# [WHAT TO WORK ON]
Copy down every line where the string "time" shows up.

# [DATASET RECORDS]
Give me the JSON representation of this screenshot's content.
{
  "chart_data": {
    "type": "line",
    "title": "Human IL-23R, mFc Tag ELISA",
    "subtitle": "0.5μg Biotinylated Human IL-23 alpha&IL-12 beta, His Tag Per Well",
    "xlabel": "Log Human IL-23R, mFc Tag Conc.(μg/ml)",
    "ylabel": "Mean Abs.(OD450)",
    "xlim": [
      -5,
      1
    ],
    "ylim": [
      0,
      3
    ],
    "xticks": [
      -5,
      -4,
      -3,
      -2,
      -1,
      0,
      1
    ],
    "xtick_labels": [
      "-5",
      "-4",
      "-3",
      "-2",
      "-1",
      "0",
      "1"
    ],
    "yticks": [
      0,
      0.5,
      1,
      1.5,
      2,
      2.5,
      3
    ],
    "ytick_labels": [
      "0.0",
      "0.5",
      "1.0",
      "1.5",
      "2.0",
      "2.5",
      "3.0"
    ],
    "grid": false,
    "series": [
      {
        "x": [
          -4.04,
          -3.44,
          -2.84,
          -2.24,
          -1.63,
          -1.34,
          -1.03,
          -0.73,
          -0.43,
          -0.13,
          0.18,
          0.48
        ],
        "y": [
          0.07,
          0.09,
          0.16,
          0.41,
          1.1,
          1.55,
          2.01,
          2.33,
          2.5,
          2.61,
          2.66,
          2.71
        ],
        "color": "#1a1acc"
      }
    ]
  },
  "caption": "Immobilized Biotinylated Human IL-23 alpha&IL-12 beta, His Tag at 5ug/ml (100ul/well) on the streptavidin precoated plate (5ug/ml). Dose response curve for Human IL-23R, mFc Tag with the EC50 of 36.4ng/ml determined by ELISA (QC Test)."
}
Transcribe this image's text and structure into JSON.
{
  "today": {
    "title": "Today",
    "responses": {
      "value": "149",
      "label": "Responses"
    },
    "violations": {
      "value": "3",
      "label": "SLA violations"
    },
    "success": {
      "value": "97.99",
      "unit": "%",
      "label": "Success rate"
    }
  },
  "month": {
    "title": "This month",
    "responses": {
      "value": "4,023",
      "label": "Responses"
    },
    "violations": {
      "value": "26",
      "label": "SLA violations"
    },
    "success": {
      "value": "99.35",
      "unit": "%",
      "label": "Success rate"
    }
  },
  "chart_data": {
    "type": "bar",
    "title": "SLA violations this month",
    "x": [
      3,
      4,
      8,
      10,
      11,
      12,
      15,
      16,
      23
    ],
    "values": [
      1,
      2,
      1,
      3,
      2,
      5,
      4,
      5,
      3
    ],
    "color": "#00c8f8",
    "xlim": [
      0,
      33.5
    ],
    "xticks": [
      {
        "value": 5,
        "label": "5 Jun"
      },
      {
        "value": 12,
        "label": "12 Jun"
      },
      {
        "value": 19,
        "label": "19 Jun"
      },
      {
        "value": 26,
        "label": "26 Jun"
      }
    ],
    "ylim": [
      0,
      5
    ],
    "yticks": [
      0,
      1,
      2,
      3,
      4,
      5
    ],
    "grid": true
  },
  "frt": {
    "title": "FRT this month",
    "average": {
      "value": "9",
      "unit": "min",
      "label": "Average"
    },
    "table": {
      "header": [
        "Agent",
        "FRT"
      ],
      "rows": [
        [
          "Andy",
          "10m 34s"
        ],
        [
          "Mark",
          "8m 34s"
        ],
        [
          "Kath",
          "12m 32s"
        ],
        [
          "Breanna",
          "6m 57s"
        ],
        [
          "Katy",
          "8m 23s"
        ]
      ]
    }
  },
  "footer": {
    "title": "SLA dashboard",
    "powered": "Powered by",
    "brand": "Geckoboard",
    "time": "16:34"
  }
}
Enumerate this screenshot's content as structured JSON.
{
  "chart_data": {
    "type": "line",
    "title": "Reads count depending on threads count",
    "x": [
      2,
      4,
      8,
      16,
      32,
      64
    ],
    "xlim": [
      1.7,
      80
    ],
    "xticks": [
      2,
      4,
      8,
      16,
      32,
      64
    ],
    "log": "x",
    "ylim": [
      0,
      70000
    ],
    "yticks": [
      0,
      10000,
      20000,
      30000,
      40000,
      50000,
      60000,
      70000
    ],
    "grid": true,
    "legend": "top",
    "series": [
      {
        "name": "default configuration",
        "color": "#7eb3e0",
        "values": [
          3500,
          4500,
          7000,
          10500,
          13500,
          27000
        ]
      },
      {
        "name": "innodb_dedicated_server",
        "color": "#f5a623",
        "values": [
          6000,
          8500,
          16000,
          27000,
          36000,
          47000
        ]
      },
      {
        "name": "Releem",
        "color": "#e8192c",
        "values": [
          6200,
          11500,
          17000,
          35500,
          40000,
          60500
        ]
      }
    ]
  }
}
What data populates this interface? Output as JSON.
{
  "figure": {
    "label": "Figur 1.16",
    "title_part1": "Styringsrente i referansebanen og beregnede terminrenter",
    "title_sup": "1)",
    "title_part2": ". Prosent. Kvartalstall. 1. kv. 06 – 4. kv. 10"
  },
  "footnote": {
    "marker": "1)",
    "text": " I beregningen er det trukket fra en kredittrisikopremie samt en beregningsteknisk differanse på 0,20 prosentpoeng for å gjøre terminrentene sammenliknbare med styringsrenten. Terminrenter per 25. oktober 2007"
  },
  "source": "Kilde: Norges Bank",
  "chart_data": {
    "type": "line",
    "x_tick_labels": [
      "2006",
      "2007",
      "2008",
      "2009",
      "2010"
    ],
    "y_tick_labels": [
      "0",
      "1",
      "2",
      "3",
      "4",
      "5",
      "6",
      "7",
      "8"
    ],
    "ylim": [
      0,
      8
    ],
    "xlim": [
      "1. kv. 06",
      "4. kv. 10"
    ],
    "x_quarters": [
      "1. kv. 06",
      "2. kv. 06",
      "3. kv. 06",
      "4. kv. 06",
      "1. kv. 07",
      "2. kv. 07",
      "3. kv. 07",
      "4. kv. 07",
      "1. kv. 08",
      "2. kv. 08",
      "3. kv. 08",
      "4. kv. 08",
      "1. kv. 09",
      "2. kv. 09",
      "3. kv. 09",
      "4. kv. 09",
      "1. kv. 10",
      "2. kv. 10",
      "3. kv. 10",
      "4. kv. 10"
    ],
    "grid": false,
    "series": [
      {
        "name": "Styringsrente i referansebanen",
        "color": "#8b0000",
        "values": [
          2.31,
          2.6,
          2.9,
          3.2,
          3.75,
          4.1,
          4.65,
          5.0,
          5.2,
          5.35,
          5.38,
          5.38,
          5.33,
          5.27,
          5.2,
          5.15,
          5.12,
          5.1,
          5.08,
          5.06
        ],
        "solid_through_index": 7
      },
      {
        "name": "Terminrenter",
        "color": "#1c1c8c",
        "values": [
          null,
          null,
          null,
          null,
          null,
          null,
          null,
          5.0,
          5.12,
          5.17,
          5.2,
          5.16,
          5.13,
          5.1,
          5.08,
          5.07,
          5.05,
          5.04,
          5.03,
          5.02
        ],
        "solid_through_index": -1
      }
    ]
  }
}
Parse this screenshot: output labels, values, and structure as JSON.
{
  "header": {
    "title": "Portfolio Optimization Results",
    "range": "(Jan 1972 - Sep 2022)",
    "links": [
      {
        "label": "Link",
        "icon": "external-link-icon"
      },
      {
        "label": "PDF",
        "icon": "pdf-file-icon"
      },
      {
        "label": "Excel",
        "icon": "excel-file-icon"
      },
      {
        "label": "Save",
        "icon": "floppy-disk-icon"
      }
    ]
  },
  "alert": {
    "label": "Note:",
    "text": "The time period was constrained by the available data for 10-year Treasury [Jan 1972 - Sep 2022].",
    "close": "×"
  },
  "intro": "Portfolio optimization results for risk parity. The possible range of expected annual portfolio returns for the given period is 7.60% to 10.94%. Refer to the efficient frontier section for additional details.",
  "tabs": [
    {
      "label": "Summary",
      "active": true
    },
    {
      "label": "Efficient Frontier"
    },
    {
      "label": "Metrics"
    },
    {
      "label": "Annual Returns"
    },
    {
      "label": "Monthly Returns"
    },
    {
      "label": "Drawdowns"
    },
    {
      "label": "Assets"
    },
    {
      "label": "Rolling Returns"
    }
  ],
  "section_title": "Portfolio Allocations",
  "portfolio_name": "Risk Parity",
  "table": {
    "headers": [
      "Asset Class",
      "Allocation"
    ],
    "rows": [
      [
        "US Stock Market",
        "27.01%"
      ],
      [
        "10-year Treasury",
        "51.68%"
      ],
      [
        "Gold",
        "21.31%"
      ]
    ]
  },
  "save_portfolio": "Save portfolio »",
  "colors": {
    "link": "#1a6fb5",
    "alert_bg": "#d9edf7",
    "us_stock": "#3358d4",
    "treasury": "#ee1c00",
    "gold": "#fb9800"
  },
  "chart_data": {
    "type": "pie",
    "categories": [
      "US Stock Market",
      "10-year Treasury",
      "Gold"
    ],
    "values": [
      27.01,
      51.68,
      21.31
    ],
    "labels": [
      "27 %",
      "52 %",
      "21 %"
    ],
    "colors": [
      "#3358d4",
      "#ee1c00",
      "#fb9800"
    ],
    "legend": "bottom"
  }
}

# [SOLUTION TO THE PROBLEM]
    "time": "16:34"
    "text": "The time period was constrained by the available data for 10-year Treasury [Jan 1972 - Sep 2022].",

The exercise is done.